--- Start DATASET ENTRIES ---

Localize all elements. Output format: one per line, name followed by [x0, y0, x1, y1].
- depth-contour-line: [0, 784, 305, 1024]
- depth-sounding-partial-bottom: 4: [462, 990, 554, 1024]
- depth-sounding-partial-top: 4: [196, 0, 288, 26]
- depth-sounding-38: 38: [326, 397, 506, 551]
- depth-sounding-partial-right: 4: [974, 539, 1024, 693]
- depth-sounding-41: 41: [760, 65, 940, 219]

--- End DATASET ENTRIES ---

• **GIVEN PROBLEM**
Could you rewrite all of the data above as a numbered list, with any blank lines left out?

• **EXERCISE RESPONSE**
1. Localize all elements. Output format: one per line, name followed by [x0, y0, x1, y1].
2. - depth-contour-line: [0, 784, 305, 1024]
3. - depth-sounding-partial-bottom: 4: [462, 990, 554, 1024]
4. - depth-sounding-partial-top: 4: [196, 0, 288, 26]
5. - depth-sounding-38: 38: [326, 397, 506, 551]
6. - depth-sounding-partial-right: 4: [974, 539, 1024, 693]
7. - depth-sounding-41: 41: [760, 65, 940, 219]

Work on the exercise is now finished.